** Given request **
Reproduce every line of the listing as written, apart from the pictures.

** Material **
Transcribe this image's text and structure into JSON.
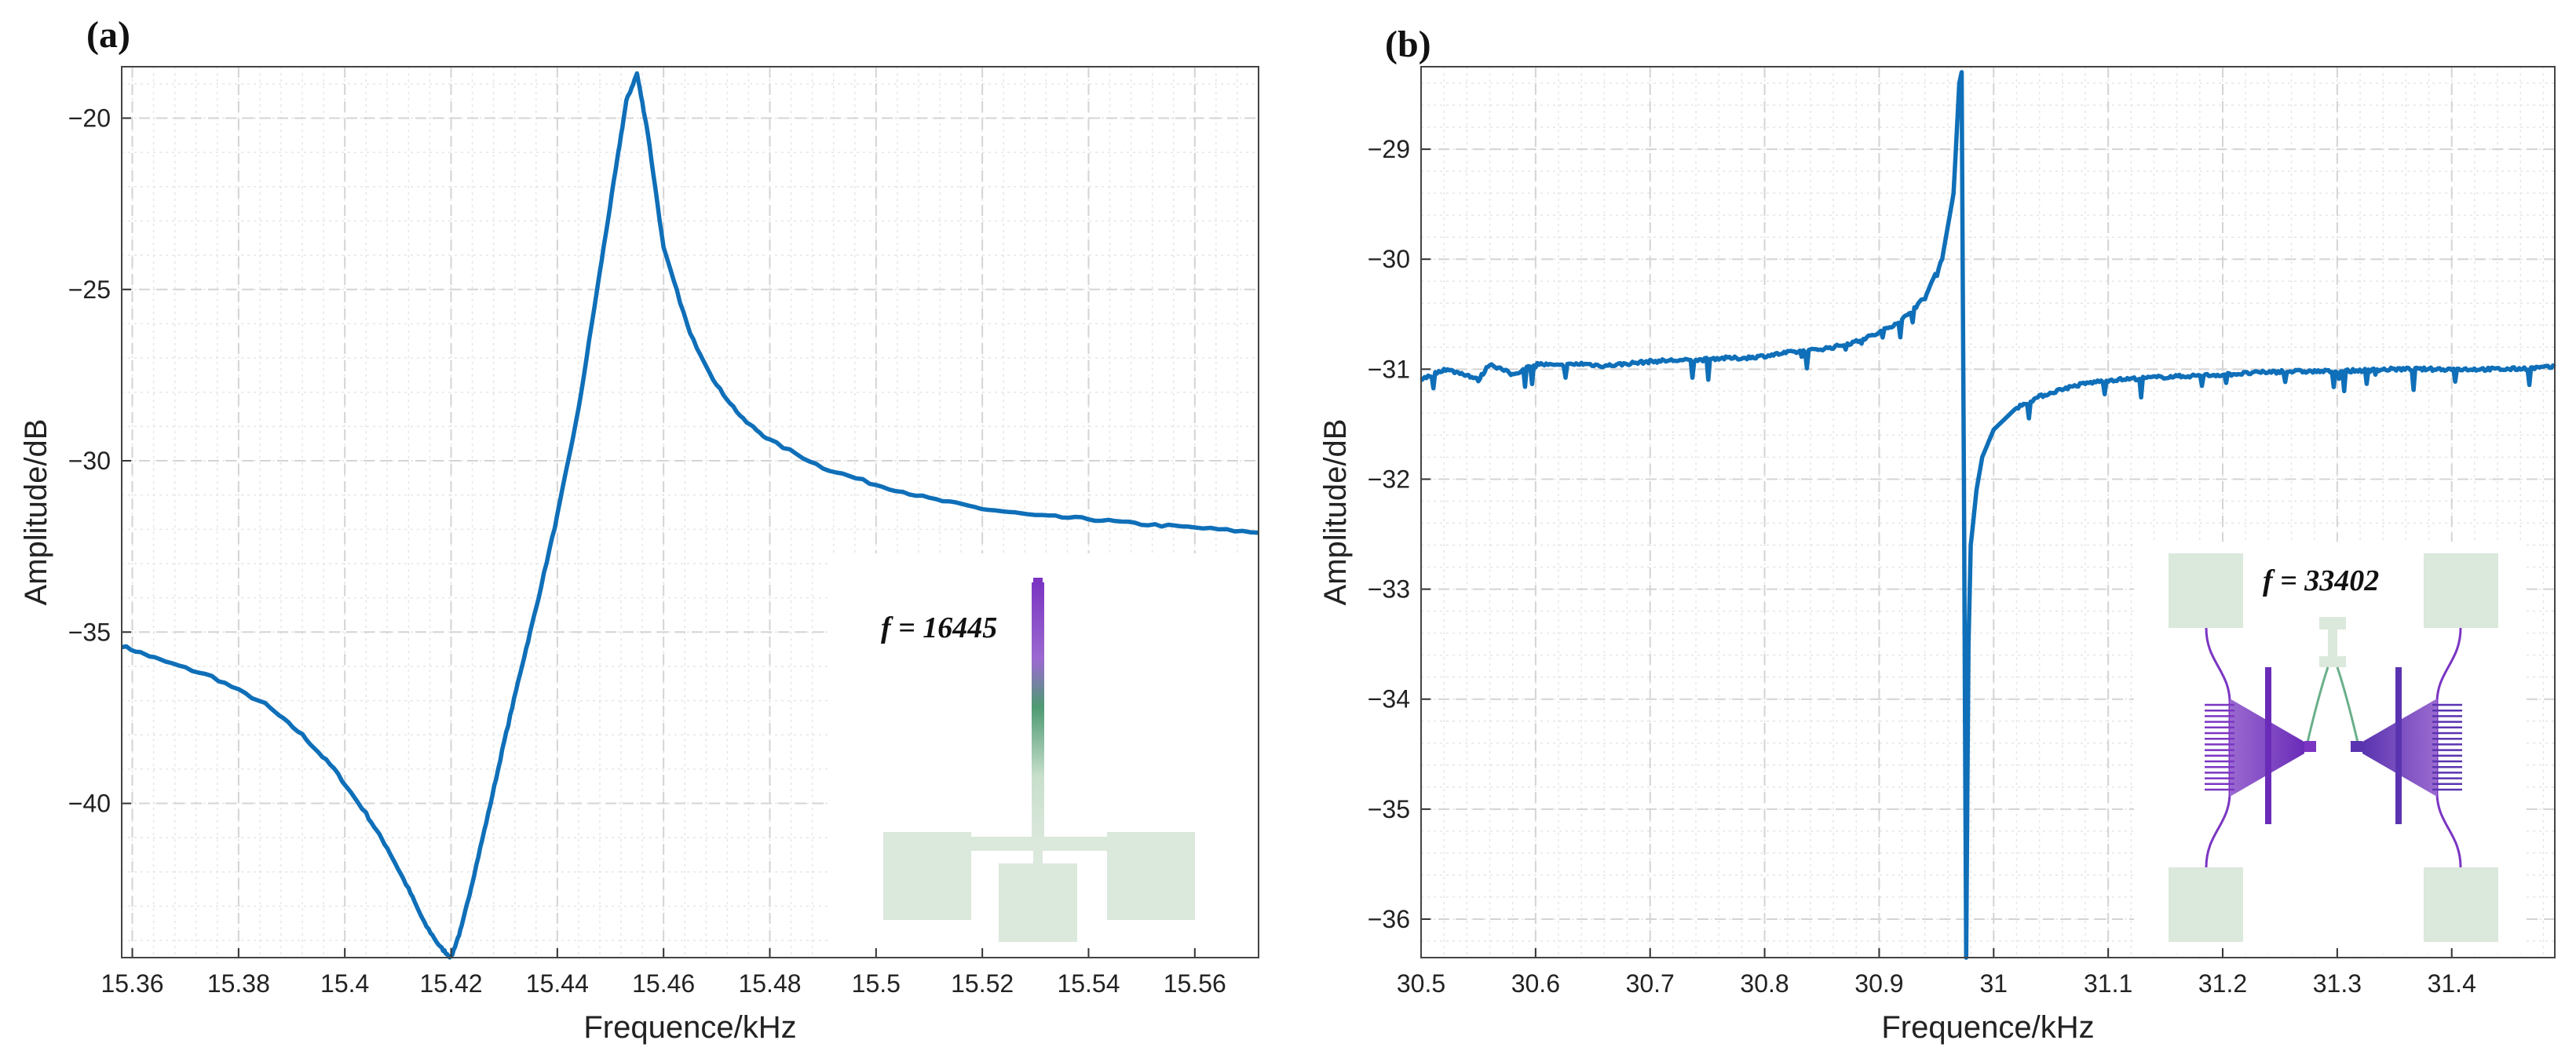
{
  "colors": {
    "series": "#0f6fb8",
    "grid_major": "#d4d4d4",
    "grid_minor": "#e6e6e6",
    "pad": "#dbe8dc",
    "purple": "#7b35c2",
    "green": "#4d9a72"
  },
  "chart_data": [
    {
      "panel_label": "(a)",
      "type": "line",
      "title": "",
      "xlabel": "Frequence/kHz",
      "ylabel": "Amplitude/dB",
      "xlim": [
        15.358,
        15.572
      ],
      "ylim": [
        -44.5,
        -18.5
      ],
      "xticks": [
        15.36,
        15.38,
        15.4,
        15.42,
        15.44,
        15.46,
        15.48,
        15.5,
        15.52,
        15.54,
        15.56
      ],
      "xtick_labels": [
        "15.36",
        "15.38",
        "15.4",
        "15.42",
        "15.44",
        "15.46",
        "15.48",
        "15.5",
        "15.52",
        "15.54",
        "15.56"
      ],
      "yticks": [
        -40,
        -35,
        -30,
        -25,
        -20
      ],
      "ytick_labels": [
        "−40",
        "−35",
        "−30",
        "−25",
        "−20"
      ],
      "grid": true,
      "series": [
        {
          "name": "response",
          "x": [
            15.358,
            15.365,
            15.375,
            15.385,
            15.392,
            15.398,
            15.404,
            15.408,
            15.412,
            15.415,
            15.418,
            15.42,
            15.422,
            15.424,
            15.427,
            15.43,
            15.433,
            15.436,
            15.44,
            15.444,
            15.448,
            15.451,
            15.453,
            15.455,
            15.457,
            15.46,
            15.465,
            15.47,
            15.475,
            15.48,
            15.49,
            15.5,
            15.51,
            15.52,
            15.53,
            15.54,
            15.55,
            15.56,
            15.572
          ],
          "values": [
            -35.4,
            -35.8,
            -36.3,
            -37.1,
            -38.0,
            -39.0,
            -40.3,
            -41.3,
            -42.5,
            -43.5,
            -44.2,
            -44.5,
            -43.6,
            -42.3,
            -40.3,
            -38.2,
            -36.2,
            -34.3,
            -31.6,
            -28.5,
            -24.5,
            -21.5,
            -19.5,
            -18.7,
            -20.4,
            -23.8,
            -26.3,
            -27.8,
            -28.8,
            -29.4,
            -30.2,
            -30.7,
            -31.1,
            -31.4,
            -31.6,
            -31.7,
            -31.85,
            -31.95,
            -32.1
          ]
        }
      ],
      "inset": {
        "label": "f = 16445"
      }
    },
    {
      "panel_label": "(b)",
      "type": "line",
      "title": "",
      "xlabel": "Frequence/kHz",
      "ylabel": "Amplitude/dB",
      "xlim": [
        30.5,
        31.49
      ],
      "ylim": [
        -36.35,
        -28.25
      ],
      "xticks": [
        30.5,
        30.6,
        30.7,
        30.8,
        30.9,
        31,
        31.1,
        31.2,
        31.3,
        31.4
      ],
      "xtick_labels": [
        "30.5",
        "30.6",
        "30.7",
        "30.8",
        "30.9",
        "31",
        "31.1",
        "31.2",
        "31.3",
        "31.4"
      ],
      "yticks": [
        -36,
        -35,
        -34,
        -33,
        -32,
        -31,
        -30,
        -29
      ],
      "ytick_labels": [
        "−36",
        "−35",
        "−34",
        "−33",
        "−32",
        "−31",
        "−30",
        "−29"
      ],
      "grid": true,
      "series": [
        {
          "name": "response",
          "x": [
            30.5,
            30.52,
            30.54,
            30.55,
            30.56,
            30.58,
            30.6,
            30.62,
            30.64,
            30.66,
            30.68,
            30.7,
            30.72,
            30.74,
            30.76,
            30.78,
            30.8,
            30.82,
            30.84,
            30.86,
            30.88,
            30.9,
            30.92,
            30.94,
            30.955,
            30.965,
            30.97,
            30.972,
            30.974,
            30.976,
            30.978,
            30.98,
            30.985,
            30.99,
            31.0,
            31.02,
            31.04,
            31.06,
            31.08,
            31.1,
            31.15,
            31.2,
            31.25,
            31.3,
            31.35,
            31.4,
            31.45,
            31.49
          ],
          "values": [
            -31.1,
            -31.0,
            -31.05,
            -31.1,
            -30.95,
            -31.05,
            -30.95,
            -30.97,
            -30.95,
            -30.97,
            -30.95,
            -30.93,
            -30.92,
            -30.92,
            -30.9,
            -30.9,
            -30.88,
            -30.85,
            -30.83,
            -30.8,
            -30.75,
            -30.67,
            -30.55,
            -30.35,
            -30.0,
            -29.4,
            -28.4,
            -28.3,
            -32.0,
            -36.35,
            -33.5,
            -32.6,
            -32.1,
            -31.8,
            -31.55,
            -31.35,
            -31.25,
            -31.18,
            -31.13,
            -31.1,
            -31.07,
            -31.05,
            -31.02,
            -31.02,
            -31.0,
            -31.0,
            -31.0,
            -30.98
          ]
        }
      ],
      "inset": {
        "label": "f = 33402"
      }
    }
  ]
}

** Result of this task **
Transcribe this image's text and structure into JSON.
{
  "colors": {
    "series": "#0f6fb8",
    "grid_major": "#d4d4d4",
    "grid_minor": "#e6e6e6",
    "pad": "#dbe8dc",
    "purple": "#7b35c2",
    "green": "#4d9a72"
  },
  "chart_data": [
    {
      "panel_label": "(a)",
      "type": "line",
      "title": "",
      "xlabel": "Frequence/kHz",
      "ylabel": "Amplitude/dB",
      "xlim": [
        15.358,
        15.572
      ],
      "ylim": [
        -44.5,
        -18.5
      ],
      "xticks": [
        15.36,
        15.38,
        15.4,
        15.42,
        15.44,
        15.46,
        15.48,
        15.5,
        15.52,
        15.54,
        15.56
      ],
      "xtick_labels": [
        "15.36",
        "15.38",
        "15.4",
        "15.42",
        "15.44",
        "15.46",
        "15.48",
        "15.5",
        "15.52",
        "15.54",
        "15.56"
      ],
      "yticks": [
        -40,
        -35,
        -30,
        -25,
        -20
      ],
      "ytick_labels": [
        "−40",
        "−35",
        "−30",
        "−25",
        "−20"
      ],
      "grid": true,
      "series": [
        {
          "name": "response",
          "x": [
            15.358,
            15.365,
            15.375,
            15.385,
            15.392,
            15.398,
            15.404,
            15.408,
            15.412,
            15.415,
            15.418,
            15.42,
            15.422,
            15.424,
            15.427,
            15.43,
            15.433,
            15.436,
            15.44,
            15.444,
            15.448,
            15.451,
            15.453,
            15.455,
            15.457,
            15.46,
            15.465,
            15.47,
            15.475,
            15.48,
            15.49,
            15.5,
            15.51,
            15.52,
            15.53,
            15.54,
            15.55,
            15.56,
            15.572
          ],
          "values": [
            -35.4,
            -35.8,
            -36.3,
            -37.1,
            -38.0,
            -39.0,
            -40.3,
            -41.3,
            -42.5,
            -43.5,
            -44.2,
            -44.5,
            -43.6,
            -42.3,
            -40.3,
            -38.2,
            -36.2,
            -34.3,
            -31.6,
            -28.5,
            -24.5,
            -21.5,
            -19.5,
            -18.7,
            -20.4,
            -23.8,
            -26.3,
            -27.8,
            -28.8,
            -29.4,
            -30.2,
            -30.7,
            -31.1,
            -31.4,
            -31.6,
            -31.7,
            -31.85,
            -31.95,
            -32.1
          ]
        }
      ],
      "inset": {
        "label": "f = 16445"
      }
    },
    {
      "panel_label": "(b)",
      "type": "line",
      "title": "",
      "xlabel": "Frequence/kHz",
      "ylabel": "Amplitude/dB",
      "xlim": [
        30.5,
        31.49
      ],
      "ylim": [
        -36.35,
        -28.25
      ],
      "xticks": [
        30.5,
        30.6,
        30.7,
        30.8,
        30.9,
        31,
        31.1,
        31.2,
        31.3,
        31.4
      ],
      "xtick_labels": [
        "30.5",
        "30.6",
        "30.7",
        "30.8",
        "30.9",
        "31",
        "31.1",
        "31.2",
        "31.3",
        "31.4"
      ],
      "yticks": [
        -36,
        -35,
        -34,
        -33,
        -32,
        -31,
        -30,
        -29
      ],
      "ytick_labels": [
        "−36",
        "−35",
        "−34",
        "−33",
        "−32",
        "−31",
        "−30",
        "−29"
      ],
      "grid": true,
      "series": [
        {
          "name": "response",
          "x": [
            30.5,
            30.52,
            30.54,
            30.55,
            30.56,
            30.58,
            30.6,
            30.62,
            30.64,
            30.66,
            30.68,
            30.7,
            30.72,
            30.74,
            30.76,
            30.78,
            30.8,
            30.82,
            30.84,
            30.86,
            30.88,
            30.9,
            30.92,
            30.94,
            30.955,
            30.965,
            30.97,
            30.972,
            30.974,
            30.976,
            30.978,
            30.98,
            30.985,
            30.99,
            31.0,
            31.02,
            31.04,
            31.06,
            31.08,
            31.1,
            31.15,
            31.2,
            31.25,
            31.3,
            31.35,
            31.4,
            31.45,
            31.49
          ],
          "values": [
            -31.1,
            -31.0,
            -31.05,
            -31.1,
            -30.95,
            -31.05,
            -30.95,
            -30.97,
            -30.95,
            -30.97,
            -30.95,
            -30.93,
            -30.92,
            -30.92,
            -30.9,
            -30.9,
            -30.88,
            -30.85,
            -30.83,
            -30.8,
            -30.75,
            -30.67,
            -30.55,
            -30.35,
            -30.0,
            -29.4,
            -28.4,
            -28.3,
            -32.0,
            -36.35,
            -33.5,
            -32.6,
            -32.1,
            -31.8,
            -31.55,
            -31.35,
            -31.25,
            -31.18,
            -31.13,
            -31.1,
            -31.07,
            -31.05,
            -31.02,
            -31.02,
            -31.0,
            -31.0,
            -31.0,
            -30.98
          ]
        }
      ],
      "inset": {
        "label": "f = 33402"
      }
    }
  ]
}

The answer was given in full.